* [Record list]
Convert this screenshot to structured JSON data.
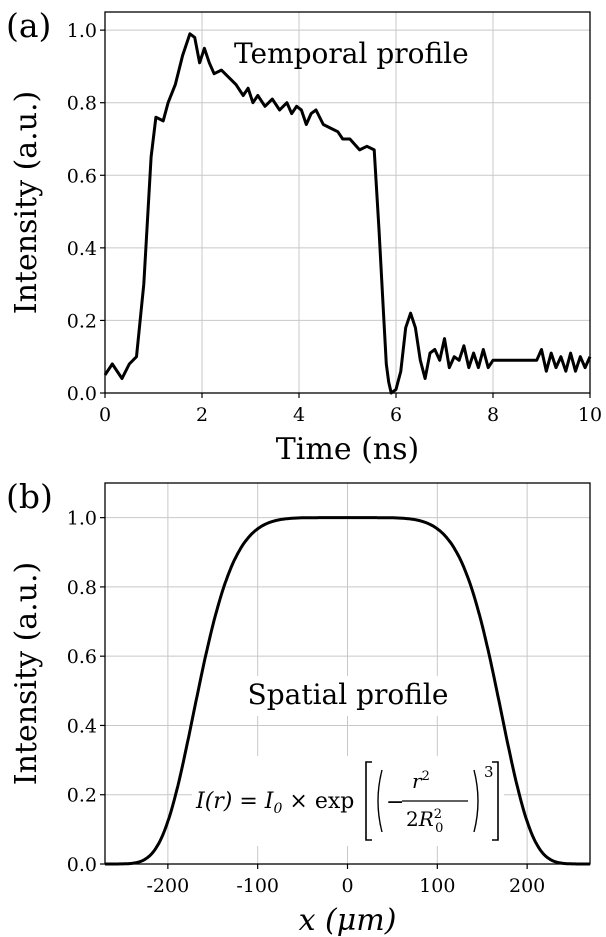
{
  "chart_data": [
    {
      "type": "line",
      "panel_label": "(a)",
      "annotation": "Temporal profile",
      "xlabel": "Time (ns)",
      "ylabel": "Intensity (a.u.)",
      "xlim": [
        0,
        10
      ],
      "ylim": [
        0,
        1.05
      ],
      "xticks": [
        0,
        2,
        4,
        6,
        8,
        10
      ],
      "xtick_labels": [
        "0",
        "2",
        "4",
        "6",
        "8",
        "10"
      ],
      "yticks": [
        0,
        0.2,
        0.4,
        0.6,
        0.8,
        1.0
      ],
      "ytick_labels": [
        "0.0",
        "0.2",
        "0.4",
        "0.6",
        "0.8",
        "1.0"
      ],
      "grid": true,
      "line_color": "#000000",
      "series": [
        {
          "x": [
            0,
            0.15,
            0.35,
            0.5,
            0.65,
            0.8,
            0.95,
            1.05,
            1.2,
            1.3,
            1.45,
            1.6,
            1.75,
            1.85,
            1.95,
            2.05,
            2.15,
            2.25,
            2.4,
            2.55,
            2.7,
            2.85,
            2.95,
            3.05,
            3.15,
            3.3,
            3.45,
            3.6,
            3.75,
            3.85,
            3.95,
            4.05,
            4.15,
            4.25,
            4.35,
            4.5,
            4.65,
            4.8,
            4.9,
            5.05,
            5.25,
            5.4,
            5.55,
            5.65,
            5.75,
            5.8,
            5.85,
            5.9,
            6.0,
            6.1,
            6.2,
            6.3,
            6.4,
            6.5,
            6.6,
            6.7,
            6.8,
            6.9,
            7.0,
            7.1,
            7.2,
            7.3,
            7.4,
            7.5,
            7.6,
            7.7,
            7.8,
            7.9,
            8.0,
            8.3,
            8.6,
            8.9,
            9.0,
            9.1,
            9.2,
            9.3,
            9.4,
            9.5,
            9.6,
            9.7,
            9.8,
            9.9,
            10.0
          ],
          "y": [
            0.05,
            0.08,
            0.04,
            0.08,
            0.1,
            0.3,
            0.65,
            0.76,
            0.75,
            0.8,
            0.85,
            0.93,
            0.99,
            0.98,
            0.91,
            0.95,
            0.91,
            0.88,
            0.89,
            0.87,
            0.85,
            0.82,
            0.84,
            0.8,
            0.82,
            0.79,
            0.81,
            0.78,
            0.8,
            0.77,
            0.79,
            0.78,
            0.74,
            0.77,
            0.78,
            0.74,
            0.73,
            0.72,
            0.7,
            0.7,
            0.67,
            0.68,
            0.67,
            0.45,
            0.2,
            0.08,
            0.03,
            0.0,
            0.01,
            0.06,
            0.18,
            0.22,
            0.18,
            0.09,
            0.04,
            0.11,
            0.12,
            0.09,
            0.15,
            0.07,
            0.1,
            0.09,
            0.13,
            0.07,
            0.11,
            0.07,
            0.12,
            0.07,
            0.09,
            0.09,
            0.09,
            0.09,
            0.12,
            0.06,
            0.11,
            0.07,
            0.1,
            0.06,
            0.11,
            0.06,
            0.1,
            0.07,
            0.1
          ]
        }
      ]
    },
    {
      "type": "line",
      "panel_label": "(b)",
      "annotation": "Spatial profile",
      "formula": "I(r) = I_0 × exp[(−r²/2R_0²)³]",
      "xlabel": "x (μm)",
      "ylabel": "Intensity (a.u.)",
      "xlim": [
        -270,
        270
      ],
      "ylim": [
        0,
        1.1
      ],
      "xticks": [
        -200,
        -100,
        0,
        100,
        200
      ],
      "xtick_labels": [
        "-200",
        "-100",
        "0",
        "100",
        "200"
      ],
      "yticks": [
        0,
        0.2,
        0.4,
        0.6,
        0.8,
        1.0
      ],
      "ytick_labels": [
        "0.0",
        "0.2",
        "0.4",
        "0.6",
        "0.8",
        "1.0"
      ],
      "grid": true,
      "line_color": "#000000",
      "series": [
        {
          "function": "exp(-(x^2/(2*R0^2))^3)",
          "R0": 125,
          "x_range": [
            -270,
            270
          ]
        }
      ]
    }
  ]
}
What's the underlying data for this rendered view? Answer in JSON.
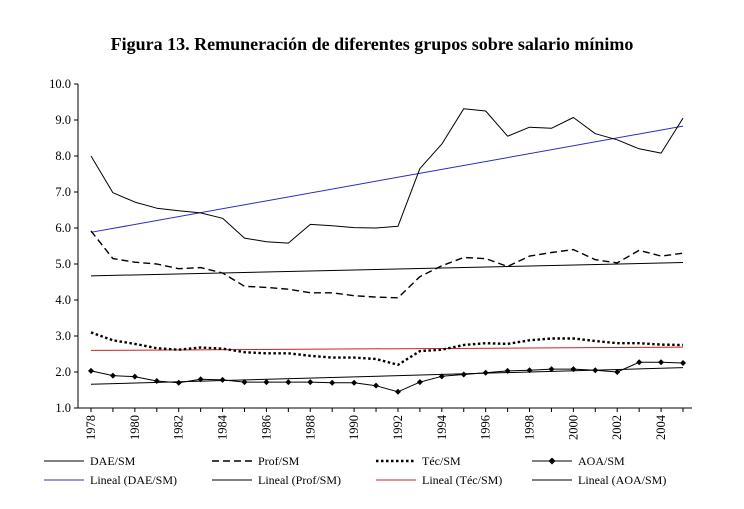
{
  "chart_data": {
    "type": "line",
    "title": "Figura 13. Remuneración de diferentes grupos sobre salario mínimo",
    "xlabel": "",
    "ylabel": "",
    "x": [
      1978,
      1979,
      1980,
      1981,
      1982,
      1983,
      1984,
      1985,
      1986,
      1987,
      1988,
      1989,
      1990,
      1991,
      1992,
      1993,
      1994,
      1995,
      1996,
      1997,
      1998,
      1999,
      2000,
      2001,
      2002,
      2003,
      2004,
      2005
    ],
    "x_tick_labels": [
      "1978",
      "1980",
      "1982",
      "1984",
      "1986",
      "1988",
      "1990",
      "1992",
      "1994",
      "1996",
      "1998",
      "2000",
      "2002",
      "2004"
    ],
    "y_tick_labels": [
      "1.0",
      "2.0",
      "3.0",
      "4.0",
      "5.0",
      "6.0",
      "7.0",
      "8.0",
      "9.0",
      "10.0"
    ],
    "ylim": [
      1.0,
      10.0
    ],
    "grid": false,
    "legend_position": "bottom",
    "series": [
      {
        "name": "DAE/SM",
        "style": "solid",
        "color": "#000000",
        "values": [
          8.0,
          6.98,
          6.72,
          6.55,
          6.48,
          6.42,
          6.27,
          5.72,
          5.62,
          5.58,
          6.1,
          6.06,
          6.01,
          6.0,
          6.05,
          7.65,
          8.33,
          9.31,
          9.25,
          8.55,
          8.8,
          8.77,
          9.07,
          8.62,
          8.45,
          8.2,
          8.08,
          9.05
        ]
      },
      {
        "name": "Prof/SM",
        "style": "dashed",
        "color": "#000000",
        "values": [
          5.92,
          5.15,
          5.05,
          5.0,
          4.87,
          4.9,
          4.75,
          4.38,
          4.35,
          4.3,
          4.2,
          4.2,
          4.12,
          4.08,
          4.06,
          4.65,
          4.95,
          5.18,
          5.15,
          4.93,
          5.22,
          5.32,
          5.4,
          5.12,
          5.03,
          5.38,
          5.22,
          5.3
        ]
      },
      {
        "name": "Téc/SM",
        "style": "dotted",
        "color": "#000000",
        "values": [
          3.1,
          2.88,
          2.78,
          2.66,
          2.62,
          2.68,
          2.65,
          2.55,
          2.52,
          2.52,
          2.45,
          2.4,
          2.4,
          2.36,
          2.2,
          2.58,
          2.62,
          2.75,
          2.8,
          2.78,
          2.88,
          2.93,
          2.93,
          2.86,
          2.8,
          2.8,
          2.76,
          2.75
        ]
      },
      {
        "name": "AOA/SM",
        "style": "solid-diamond",
        "color": "#000000",
        "values": [
          2.03,
          1.9,
          1.87,
          1.75,
          1.7,
          1.8,
          1.78,
          1.72,
          1.72,
          1.72,
          1.72,
          1.7,
          1.7,
          1.62,
          1.45,
          1.72,
          1.88,
          1.93,
          1.98,
          2.03,
          2.05,
          2.08,
          2.08,
          2.05,
          2.0,
          2.27,
          2.27,
          2.25
        ]
      },
      {
        "name": "Lineal (DAE/SM)",
        "style": "trend",
        "color": "#2b2bbd",
        "start": [
          1978,
          5.88
        ],
        "end": [
          2005,
          8.83
        ]
      },
      {
        "name": "Lineal (Prof/SM)",
        "style": "trend",
        "color": "#000000",
        "start": [
          1978,
          4.67
        ],
        "end": [
          2005,
          5.04
        ]
      },
      {
        "name": "Lineal (Téc/SM)",
        "style": "trend",
        "color": "#cc2020",
        "start": [
          1978,
          2.6
        ],
        "end": [
          2005,
          2.69
        ]
      },
      {
        "name": "Lineal (AOA/SM)",
        "style": "trend",
        "color": "#000000",
        "start": [
          1978,
          1.66
        ],
        "end": [
          2005,
          2.12
        ]
      }
    ]
  }
}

* [What is asked] Check each line above for the string "this" and report how many lines have it, giving only the number.

* [Task result] 2